►

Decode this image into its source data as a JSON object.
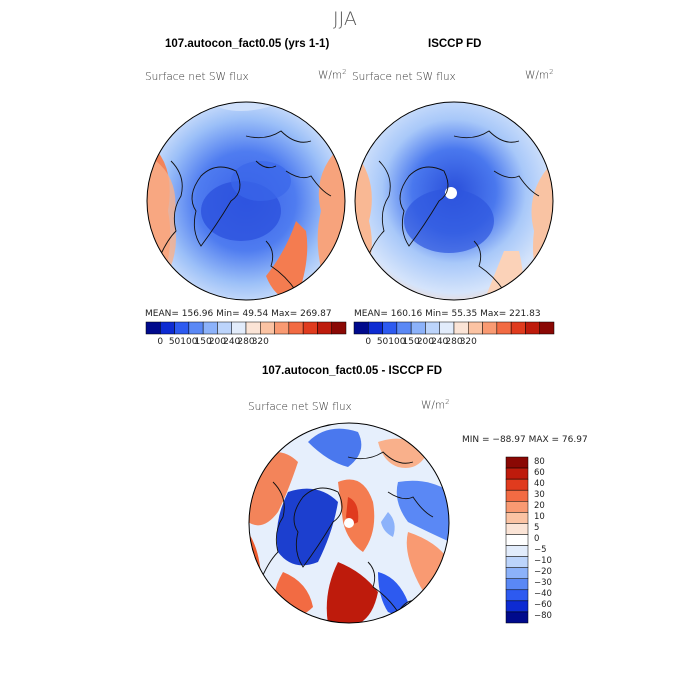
{
  "title": "JJA",
  "panels": [
    {
      "case_title": "107.autocon_fact0.05 (yrs 1-1)",
      "variable": "Surface net SW flux",
      "units_base": "W/m",
      "units_exp": "2",
      "stats": "MEAN= 156.96   Min=  49.54   Max= 269.87"
    },
    {
      "case_title": "ISCCP FD",
      "variable": "Surface net SW flux",
      "units_base": "W/m",
      "units_exp": "2",
      "stats": "MEAN= 160.16   Min=  55.35   Max= 221.83"
    }
  ],
  "diff_panel": {
    "title": "107.autocon_fact0.05 - ISCCP FD",
    "variable": "Surface net SW flux",
    "units_base": "W/m",
    "units_exp": "2",
    "stats": "MIN = −88.97 MAX =  76.97"
  },
  "colorbar_abs": {
    "ticks": [
      "0",
      "50",
      "100",
      "150",
      "200",
      "240",
      "280",
      "320"
    ],
    "colors": [
      "#000a8c",
      "#0d2bd2",
      "#2d5af0",
      "#5a88f5",
      "#8cb2fa",
      "#bcd4fb",
      "#e2ecfb",
      "#fbe4d6",
      "#fbc3a3",
      "#f99a72",
      "#f26b43",
      "#e03b1e",
      "#be1b0c",
      "#8a0804"
    ]
  },
  "colorbar_diff": {
    "ticks": [
      "80",
      "60",
      "40",
      "30",
      "20",
      "10",
      "5",
      "0",
      "−5",
      "−10",
      "−20",
      "−30",
      "−40",
      "−60",
      "−80"
    ],
    "colors": [
      "#8a0804",
      "#be1b0c",
      "#e03b1e",
      "#f26b43",
      "#f99a72",
      "#fbc3a3",
      "#fbe4d6",
      "#ffffff",
      "#e2ecfb",
      "#bcd4fb",
      "#8cb2fa",
      "#5a88f5",
      "#2d5af0",
      "#0d2bd2",
      "#000a8c"
    ]
  }
}
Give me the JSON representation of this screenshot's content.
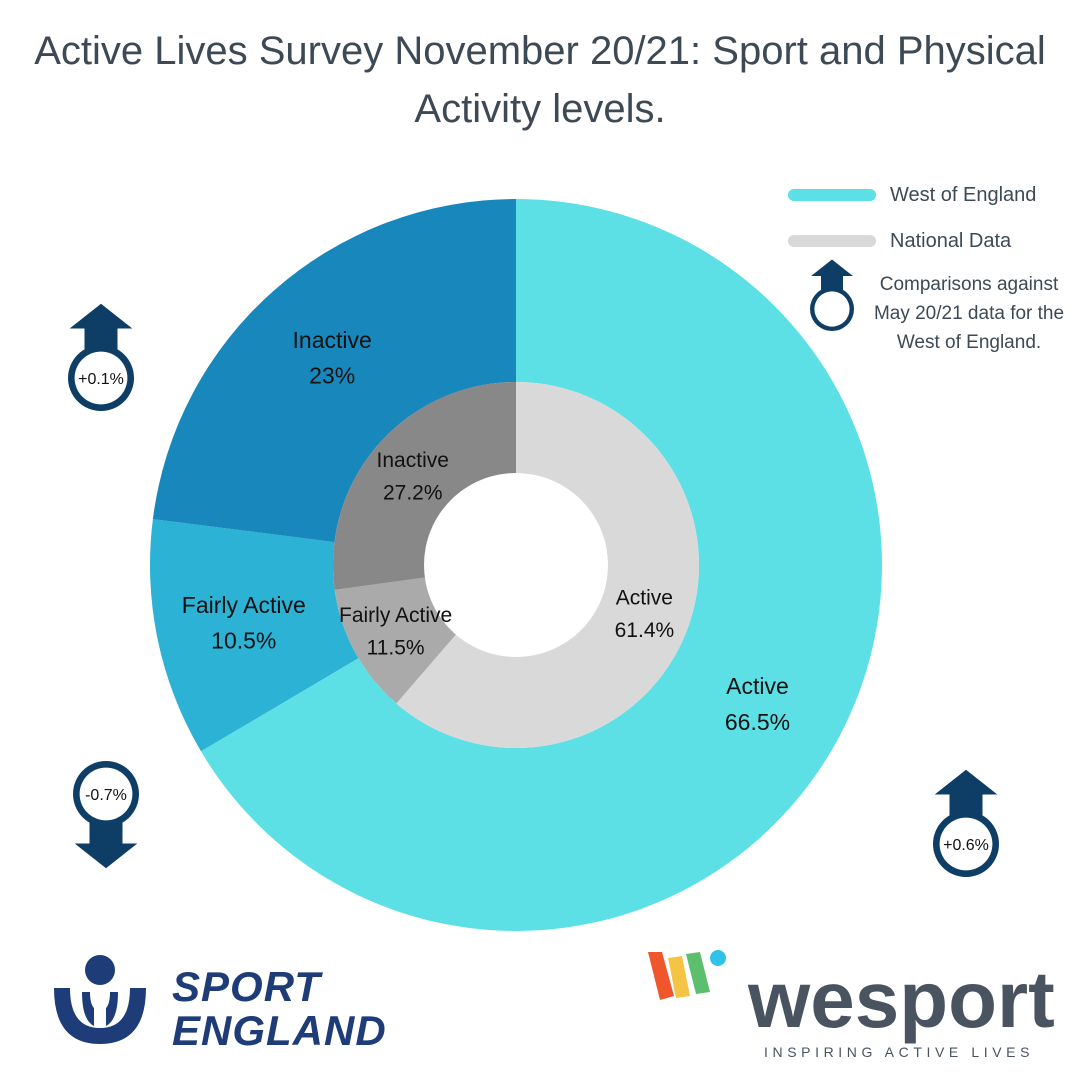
{
  "title": "Active Lives  Survey November 20/21: Sport and Physical Activity levels.",
  "colors": {
    "west_active": "#5ce0e6",
    "west_fairly_active": "#2cb2d4",
    "west_inactive": "#1887bb",
    "national_active": "#d9d9d9",
    "national_fairly_active": "#aaaaaa",
    "national_inactive": "#888888",
    "badge": "#0e3e66",
    "text": "#3d4a55"
  },
  "legend": {
    "west": "West of England",
    "national": "National Data",
    "comparison_note": "Comparisons against May 20/21 data for the West of England.",
    "comparison_icon": "up-arrow-circle-icon"
  },
  "chart_data": {
    "type": "pie",
    "rings": [
      {
        "name": "West of England",
        "ring": "outer",
        "categories": [
          "Active",
          "Fairly Active",
          "Inactive"
        ],
        "values": [
          66.5,
          10.5,
          23
        ],
        "labels": [
          "66.5%",
          "10.5%",
          "23%"
        ],
        "colors": [
          "#5ce0e6",
          "#2cb2d4",
          "#1887bb"
        ]
      },
      {
        "name": "National Data",
        "ring": "inner",
        "categories": [
          "Active",
          "Fairly Active",
          "Inactive"
        ],
        "values": [
          61.4,
          11.5,
          27.2
        ],
        "labels": [
          "61.4%",
          "11.5%",
          "27.2%"
        ],
        "colors": [
          "#d9d9d9",
          "#aaaaaa",
          "#888888"
        ]
      }
    ],
    "annotations": [
      {
        "category": "Inactive",
        "text": "+0.1%",
        "direction": "up"
      },
      {
        "category": "Fairly Active",
        "text": "-0.7%",
        "direction": "down"
      },
      {
        "category": "Active",
        "text": "+0.6%",
        "direction": "up"
      }
    ]
  },
  "logos": {
    "sport_england": {
      "line1": "SPORT",
      "line2": "ENGLAND",
      "color": "#1e3c78"
    },
    "wesport": {
      "word": "wesport",
      "tagline": "INSPIRING ACTIVE LIVES",
      "color": "#4a5460"
    }
  }
}
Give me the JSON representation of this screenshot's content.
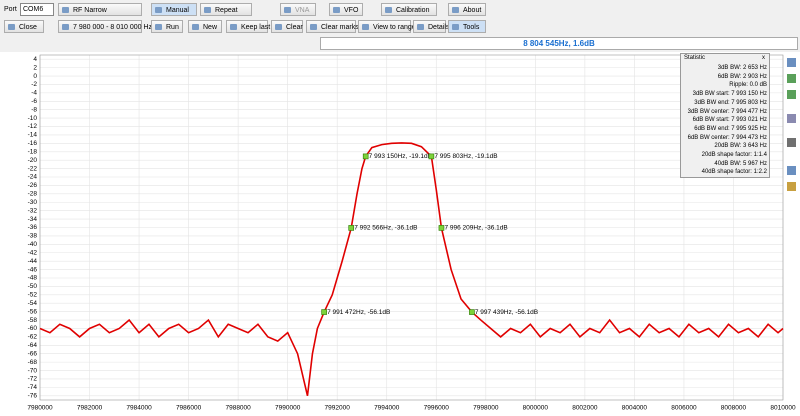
{
  "toolbar": {
    "port_label": "Port",
    "port": "COM6",
    "rf_narrow": "RF Narrow",
    "close": "Close",
    "range": "7 980 000 - 8 010 000 Hz",
    "manual": "Manual",
    "repeat": "Repeat",
    "vna": "VNA",
    "vfo": "VFO",
    "calibration": "Calibration",
    "about": "About",
    "run": "Run",
    "new": "New",
    "keep_last": "Keep last",
    "clear": "Clear",
    "clear_marks": "Clear marks",
    "view_to_range": "View to range",
    "details": "Details",
    "tools": "Tools"
  },
  "status": "8 804 545Hz, 1.6dB",
  "statistic": {
    "title": "Statistic",
    "close": "x",
    "lines": [
      "3dB BW: 2 653 Hz",
      "6dB BW: 2 903 Hz",
      "Ripple: 0.0 dB",
      "3dB BW start: 7 993 150 Hz",
      "3dB BW end: 7 995 803 Hz",
      "3dB BW center: 7 994 477 Hz",
      "6dB BW start: 7 993 021 Hz",
      "6dB BW end: 7 995 925 Hz",
      "6dB BW center: 7 994 473 Hz",
      "20dB BW: 3 643 Hz",
      "20dB shape factor: 1:1.4",
      "40dB BW: 5 967 Hz",
      "40dB shape factor: 1:2.2"
    ]
  },
  "chart_data": {
    "type": "line",
    "grid": true,
    "xlim": [
      7980000,
      8010000
    ],
    "ylim": [
      -77,
      5
    ],
    "xticks": [
      7980000,
      7982000,
      7984000,
      7986000,
      7988000,
      7990000,
      7992000,
      7994000,
      7996000,
      7998000,
      8000000,
      8002000,
      8004000,
      8006000,
      8008000,
      8010000
    ],
    "yticks": [
      4,
      2,
      0,
      -2,
      -4,
      -6,
      -8,
      -10,
      -12,
      -14,
      -16,
      -18,
      -20,
      -22,
      -24,
      -26,
      -28,
      -30,
      -32,
      -34,
      -36,
      -38,
      -40,
      -42,
      -44,
      -46,
      -48,
      -50,
      -52,
      -54,
      -56,
      -58,
      -60,
      -62,
      -64,
      -66,
      -68,
      -70,
      -72,
      -74,
      -76
    ],
    "series": [
      {
        "color": "#e00000",
        "x": [
          7980000,
          7980400,
          7980800,
          7981200,
          7981600,
          7982000,
          7982400,
          7982800,
          7983200,
          7983600,
          7984000,
          7984400,
          7984800,
          7985200,
          7985600,
          7986000,
          7986400,
          7986800,
          7987200,
          7987600,
          7988000,
          7988400,
          7988800,
          7989200,
          7989600,
          7990000,
          7990400,
          7990800,
          7991000,
          7991200,
          7991472,
          7991800,
          7992200,
          7992566,
          7992800,
          7993000,
          7993150,
          7993400,
          7993800,
          7994200,
          7994600,
          7995000,
          7995400,
          7995803,
          7996000,
          7996209,
          7996600,
          7997000,
          7997439,
          7997800,
          7998200,
          7998600,
          7999000,
          7999400,
          7999800,
          8000200,
          8000600,
          8001000,
          8001400,
          8001800,
          8002200,
          8002600,
          8003000,
          8003400,
          8003800,
          8004200,
          8004600,
          8005000,
          8005400,
          8005800,
          8006200,
          8006600,
          8007000,
          8007400,
          8007800,
          8008200,
          8008600,
          8009000,
          8009400,
          8009800,
          8010000
        ],
        "values": [
          -60,
          -61,
          -59,
          -60,
          -62,
          -60,
          -59,
          -61,
          -60,
          -58,
          -61,
          -59,
          -62,
          -60,
          -59,
          -61,
          -60,
          -58,
          -62,
          -59,
          -60,
          -61,
          -59,
          -62,
          -63,
          -61,
          -66,
          -76,
          -66,
          -60,
          -56.1,
          -52,
          -44,
          -36.1,
          -28,
          -22,
          -19.1,
          -17,
          -16.3,
          -16,
          -15.9,
          -16,
          -16.8,
          -19.1,
          -27,
          -36.1,
          -46,
          -53,
          -56.1,
          -58,
          -60,
          -62,
          -60,
          -61,
          -59,
          -62,
          -60,
          -61,
          -59,
          -62,
          -60,
          -61,
          -58,
          -61,
          -60,
          -62,
          -59,
          -61,
          -60,
          -62,
          -59,
          -61,
          -60,
          -62,
          -59,
          -61,
          -60,
          -62,
          -59,
          -61,
          -60
        ]
      }
    ],
    "annotations": [
      {
        "x": 7993150,
        "y": -19.1,
        "label": "7 993 150Hz, -19.1dB"
      },
      {
        "x": 7995803,
        "y": -19.1,
        "label": "7 995 803Hz, -19.1dB"
      },
      {
        "x": 7992566,
        "y": -36.1,
        "label": "7 992 566Hz, -36.1dB"
      },
      {
        "x": 7996209,
        "y": -36.1,
        "label": "7 996 209Hz, -36.1dB"
      },
      {
        "x": 7991472,
        "y": -56.1,
        "label": "7 991 472Hz, -56.1dB"
      },
      {
        "x": 7997439,
        "y": -56.1,
        "label": "7 997 439Hz, -56.1dB"
      }
    ]
  }
}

◄

● EXERCISE
Copy all lines of the listing above that contain the string "aaaaaa".

● REPLY TO THE EXERCISE
    "national_fairly_active": "#aaaaaa",
          "#aaaaaa",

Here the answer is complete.